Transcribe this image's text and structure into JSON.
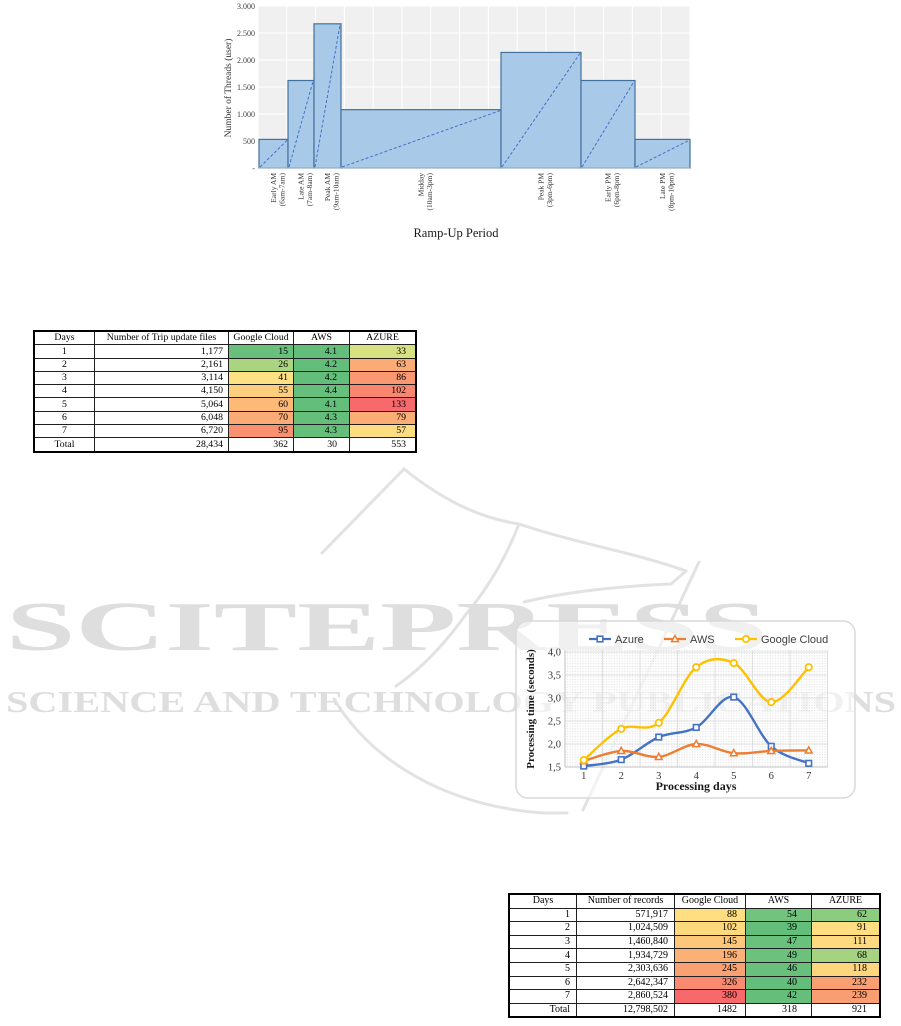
{
  "watermark": {
    "line1": "SCITEPRESS",
    "line2": "SCIENCE AND TECHNOLOGY PUBLICATIONS",
    "color": "#dedede",
    "stroke_color": "#e2e2e2"
  },
  "chart_data": [
    {
      "type": "bar",
      "title": "",
      "xlabel": "Ramp-Up Period",
      "ylabel": "Number of Threads (user)",
      "categories": [
        {
          "name": "Early AM",
          "range": "(6am-7am)"
        },
        {
          "name": "Late AM",
          "range": "(7am-8am)"
        },
        {
          "name": "Peak AM",
          "range": "(9am-10am)"
        },
        {
          "name": "Midday",
          "range": "(10am-3pm)"
        },
        {
          "name": "Peak PM",
          "range": "(3pm-6pm)"
        },
        {
          "name": "Early PM",
          "range": "(6pm-8pm)"
        },
        {
          "name": "Late PM",
          "range": "(8pm-10pm)"
        }
      ],
      "values": [
        530,
        1620,
        2670,
        1080,
        2140,
        1620,
        530
      ],
      "ylim": [
        0,
        3000
      ],
      "ytick_labels": [
        "3.000",
        "2.500",
        "2.000",
        "1.500",
        "1.000",
        "500",
        "-"
      ],
      "ytick_values": [
        3000,
        2500,
        2000,
        1500,
        1000,
        500,
        0
      ],
      "grid": true,
      "bar_fill": "#a8c9e8",
      "bar_stroke": "#41719c",
      "ramp_line_color": "#4472c4"
    },
    {
      "type": "line",
      "title": "",
      "xlabel": "Processing days",
      "ylabel": "Processing time (seconds)",
      "x": [
        1,
        2,
        3,
        4,
        5,
        6,
        7
      ],
      "xtick_labels": [
        "1",
        "2",
        "3",
        "4",
        "5",
        "6",
        "7"
      ],
      "ytick_labels": [
        "4,0",
        "3,5",
        "3,0",
        "2,5",
        "2,0",
        "1,5"
      ],
      "ytick_values": [
        4.0,
        3.5,
        3.0,
        2.5,
        2.0,
        1.5
      ],
      "ylim": [
        1.5,
        4.0
      ],
      "grid": true,
      "legend_position": "top",
      "series": [
        {
          "name": "Azure",
          "color": "#4472c4",
          "marker": "square",
          "values": [
            1.52,
            1.66,
            2.15,
            2.36,
            3.02,
            1.95,
            1.58
          ]
        },
        {
          "name": "AWS",
          "color": "#ed7d31",
          "marker": "triangle",
          "values": [
            1.63,
            1.85,
            1.72,
            2.0,
            1.8,
            1.85,
            1.86
          ]
        },
        {
          "name": "Google Cloud",
          "color": "#ffc000",
          "marker": "circle",
          "values": [
            1.65,
            2.33,
            2.46,
            3.67,
            3.76,
            2.91,
            3.67
          ]
        }
      ]
    }
  ],
  "tables": {
    "trip_files": {
      "headers": [
        "Days",
        "Number of Trip update files",
        "Google Cloud",
        "AWS",
        "AZURE"
      ],
      "rows": [
        {
          "cells": [
            "1",
            "1,177",
            "15",
            "4.1",
            "33"
          ],
          "colors": [
            null,
            null,
            "#68c07c",
            "#63be7b",
            "#d7e182"
          ]
        },
        {
          "cells": [
            "2",
            "2,161",
            "26",
            "4.2",
            "63"
          ],
          "colors": [
            null,
            null,
            "#aad480",
            "#63be7b",
            "#fbab75"
          ]
        },
        {
          "cells": [
            "3",
            "3,114",
            "41",
            "4.2",
            "86"
          ],
          "colors": [
            null,
            null,
            "#fee182",
            "#63be7b",
            "#fa9872"
          ]
        },
        {
          "cells": [
            "4",
            "4,150",
            "55",
            "4.4",
            "102"
          ],
          "colors": [
            null,
            null,
            "#fdce7d",
            "#66bf7c",
            "#f9866f"
          ]
        },
        {
          "cells": [
            "5",
            "5,064",
            "60",
            "4.1",
            "133"
          ],
          "colors": [
            null,
            null,
            "#fcb977",
            "#63be7b",
            "#f8696b"
          ]
        },
        {
          "cells": [
            "6",
            "6,048",
            "70",
            "4.3",
            "79"
          ],
          "colors": [
            null,
            null,
            "#fbab75",
            "#65bf7b",
            "#fbad76"
          ]
        },
        {
          "cells": [
            "7",
            "6,720",
            "95",
            "4.3",
            "57"
          ],
          "colors": [
            null,
            null,
            "#f9906f",
            "#65bf7b",
            "#fedd81"
          ]
        }
      ],
      "total": {
        "cells": [
          "Total",
          "28,434",
          "362",
          "30",
          "553"
        ]
      }
    },
    "records": {
      "headers": [
        "Days",
        "Number of records",
        "Google Cloud",
        "AWS",
        "AZURE"
      ],
      "rows": [
        {
          "cells": [
            "1",
            "571,917",
            "88",
            "54",
            "62"
          ],
          "colors": [
            null,
            null,
            "#fede80",
            "#72c37d",
            "#8ccc7f"
          ]
        },
        {
          "cells": [
            "2",
            "1,024,509",
            "102",
            "39",
            "91"
          ],
          "colors": [
            null,
            null,
            "#fdd97e",
            "#63be7b",
            "#fede81"
          ]
        },
        {
          "cells": [
            "3",
            "1,460,840",
            "145",
            "47",
            "111"
          ],
          "colors": [
            null,
            null,
            "#fcc77b",
            "#6ac17c",
            "#fdda7f"
          ]
        },
        {
          "cells": [
            "4",
            "1,934,729",
            "196",
            "49",
            "68"
          ],
          "colors": [
            null,
            null,
            "#fbb176",
            "#6cc17d",
            "#a5d37f"
          ]
        },
        {
          "cells": [
            "5",
            "2,303,636",
            "245",
            "46",
            "118"
          ],
          "colors": [
            null,
            null,
            "#faa173",
            "#68c07c",
            "#fdd67e"
          ]
        },
        {
          "cells": [
            "6",
            "2,642,347",
            "326",
            "40",
            "232"
          ],
          "colors": [
            null,
            null,
            "#f98a6f",
            "#64be7b",
            "#f99f72"
          ]
        },
        {
          "cells": [
            "7",
            "2,860,524",
            "380",
            "42",
            "239"
          ],
          "colors": [
            null,
            null,
            "#f8696b",
            "#65bf7b",
            "#f99d72"
          ]
        }
      ],
      "total": {
        "cells": [
          "Total",
          "12,798,502",
          "1482",
          "318",
          "921"
        ]
      }
    }
  }
}
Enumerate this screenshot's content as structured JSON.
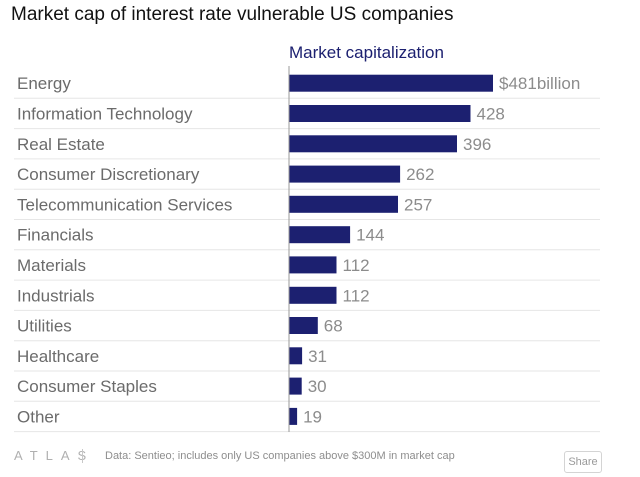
# # # #
WORK TO DO: What is the number of lines in this material that hold the string "JSON"? Answer with that number only.

REPLY: 2